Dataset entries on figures
----------------

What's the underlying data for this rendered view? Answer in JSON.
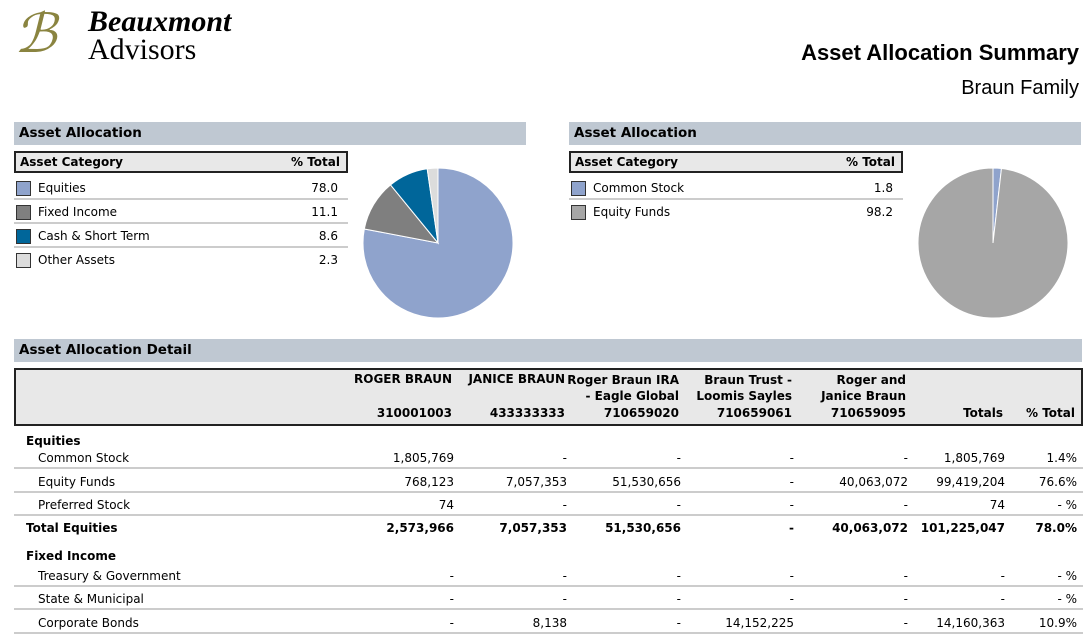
{
  "logo": {
    "line1": "Beauxmont",
    "line2": "Advisors",
    "monogram": "B"
  },
  "header": {
    "title": "Asset Allocation Summary",
    "subtitle": "Braun Family"
  },
  "colors": {
    "equities": "#8fa3cc",
    "fixed_income": "#7f7f7f",
    "cash": "#00669a",
    "other": "#dcdcdc",
    "equity_funds": "#a6a6a6",
    "section_bar": "#bfc8d2"
  },
  "allocation1": {
    "title": "Asset Allocation",
    "col_category": "Asset Category",
    "col_total": "% Total",
    "items": [
      {
        "label": "Equities",
        "value": "78.0",
        "color": "#8fa3cc"
      },
      {
        "label": "Fixed Income",
        "value": "11.1",
        "color": "#7f7f7f"
      },
      {
        "label": "Cash & Short Term",
        "value": "8.6",
        "color": "#00669a"
      },
      {
        "label": "Other Assets",
        "value": "2.3",
        "color": "#dcdcdc"
      }
    ]
  },
  "allocation2": {
    "title": "Asset Allocation",
    "col_category": "Asset Category",
    "col_total": "% Total",
    "items": [
      {
        "label": "Common Stock",
        "value": "1.8",
        "color": "#8fa3cc"
      },
      {
        "label": "Equity Funds",
        "value": "98.2",
        "color": "#a6a6a6"
      }
    ]
  },
  "detail": {
    "title": "Asset Allocation Detail",
    "columns": [
      {
        "name": "ROGER BRAUN",
        "acct": "310001003"
      },
      {
        "name": "JANICE BRAUN",
        "acct": "433333333"
      },
      {
        "name": "Roger Braun IRA - Eagle Global",
        "acct": "710659020"
      },
      {
        "name": "Braun Trust - Loomis Sayles",
        "acct": "710659061"
      },
      {
        "name": "Roger and Janice Braun",
        "acct": "710659095"
      },
      {
        "name": "",
        "acct": "Totals"
      },
      {
        "name": "",
        "acct": "% Total"
      }
    ],
    "rows": [
      {
        "type": "group",
        "label": "Equities",
        "cells": []
      },
      {
        "type": "item",
        "label": "Common Stock",
        "cells": [
          "1,805,769",
          "-",
          "-",
          "-",
          "-",
          "1,805,769",
          "1.4%"
        ]
      },
      {
        "type": "item",
        "label": "Equity Funds",
        "cells": [
          "768,123",
          "7,057,353",
          "51,530,656",
          "-",
          "40,063,072",
          "99,419,204",
          "76.6%"
        ]
      },
      {
        "type": "item",
        "label": "Preferred Stock",
        "cells": [
          "74",
          "-",
          "-",
          "-",
          "-",
          "74",
          "- %"
        ]
      },
      {
        "type": "total",
        "label": "Total Equities",
        "cells": [
          "2,573,966",
          "7,057,353",
          "51,530,656",
          "-",
          "40,063,072",
          "101,225,047",
          "78.0%"
        ]
      },
      {
        "type": "group",
        "label": "Fixed Income",
        "cells": []
      },
      {
        "type": "item",
        "label": "Treasury & Government",
        "cells": [
          "-",
          "-",
          "-",
          "-",
          "-",
          "-",
          "- %"
        ]
      },
      {
        "type": "item",
        "label": "State & Municipal",
        "cells": [
          "-",
          "-",
          "-",
          "-",
          "-",
          "-",
          "- %"
        ]
      },
      {
        "type": "item",
        "label": "Corporate Bonds",
        "cells": [
          "-",
          "8,138",
          "-",
          "14,152,225",
          "-",
          "14,160,363",
          "10.9%"
        ]
      }
    ]
  }
}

----------------

## WHAT YOU NEED TO DO
Pictures in the records above are left out; print everything else exactly as written.

## SOLUTION BELOW
What's the underlying data for this rendered view? Answer in JSON.
{
  "logo": {
    "line1": "Beauxmont",
    "line2": "Advisors",
    "monogram": "B"
  },
  "header": {
    "title": "Asset Allocation Summary",
    "subtitle": "Braun Family"
  },
  "colors": {
    "equities": "#8fa3cc",
    "fixed_income": "#7f7f7f",
    "cash": "#00669a",
    "other": "#dcdcdc",
    "equity_funds": "#a6a6a6",
    "section_bar": "#bfc8d2"
  },
  "allocation1": {
    "title": "Asset Allocation",
    "col_category": "Asset Category",
    "col_total": "% Total",
    "items": [
      {
        "label": "Equities",
        "value": "78.0",
        "color": "#8fa3cc"
      },
      {
        "label": "Fixed Income",
        "value": "11.1",
        "color": "#7f7f7f"
      },
      {
        "label": "Cash & Short Term",
        "value": "8.6",
        "color": "#00669a"
      },
      {
        "label": "Other Assets",
        "value": "2.3",
        "color": "#dcdcdc"
      }
    ]
  },
  "allocation2": {
    "title": "Asset Allocation",
    "col_category": "Asset Category",
    "col_total": "% Total",
    "items": [
      {
        "label": "Common Stock",
        "value": "1.8",
        "color": "#8fa3cc"
      },
      {
        "label": "Equity Funds",
        "value": "98.2",
        "color": "#a6a6a6"
      }
    ]
  },
  "detail": {
    "title": "Asset Allocation Detail",
    "columns": [
      {
        "name": "ROGER BRAUN",
        "acct": "310001003"
      },
      {
        "name": "JANICE BRAUN",
        "acct": "433333333"
      },
      {
        "name": "Roger Braun IRA - Eagle Global",
        "acct": "710659020"
      },
      {
        "name": "Braun Trust - Loomis Sayles",
        "acct": "710659061"
      },
      {
        "name": "Roger and Janice Braun",
        "acct": "710659095"
      },
      {
        "name": "",
        "acct": "Totals"
      },
      {
        "name": "",
        "acct": "% Total"
      }
    ],
    "rows": [
      {
        "type": "group",
        "label": "Equities",
        "cells": []
      },
      {
        "type": "item",
        "label": "Common Stock",
        "cells": [
          "1,805,769",
          "-",
          "-",
          "-",
          "-",
          "1,805,769",
          "1.4%"
        ]
      },
      {
        "type": "item",
        "label": "Equity Funds",
        "cells": [
          "768,123",
          "7,057,353",
          "51,530,656",
          "-",
          "40,063,072",
          "99,419,204",
          "76.6%"
        ]
      },
      {
        "type": "item",
        "label": "Preferred Stock",
        "cells": [
          "74",
          "-",
          "-",
          "-",
          "-",
          "74",
          "- %"
        ]
      },
      {
        "type": "total",
        "label": "Total Equities",
        "cells": [
          "2,573,966",
          "7,057,353",
          "51,530,656",
          "-",
          "40,063,072",
          "101,225,047",
          "78.0%"
        ]
      },
      {
        "type": "group",
        "label": "Fixed Income",
        "cells": []
      },
      {
        "type": "item",
        "label": "Treasury & Government",
        "cells": [
          "-",
          "-",
          "-",
          "-",
          "-",
          "-",
          "- %"
        ]
      },
      {
        "type": "item",
        "label": "State & Municipal",
        "cells": [
          "-",
          "-",
          "-",
          "-",
          "-",
          "-",
          "- %"
        ]
      },
      {
        "type": "item",
        "label": "Corporate Bonds",
        "cells": [
          "-",
          "8,138",
          "-",
          "14,152,225",
          "-",
          "14,160,363",
          "10.9%"
        ]
      }
    ]
  }
}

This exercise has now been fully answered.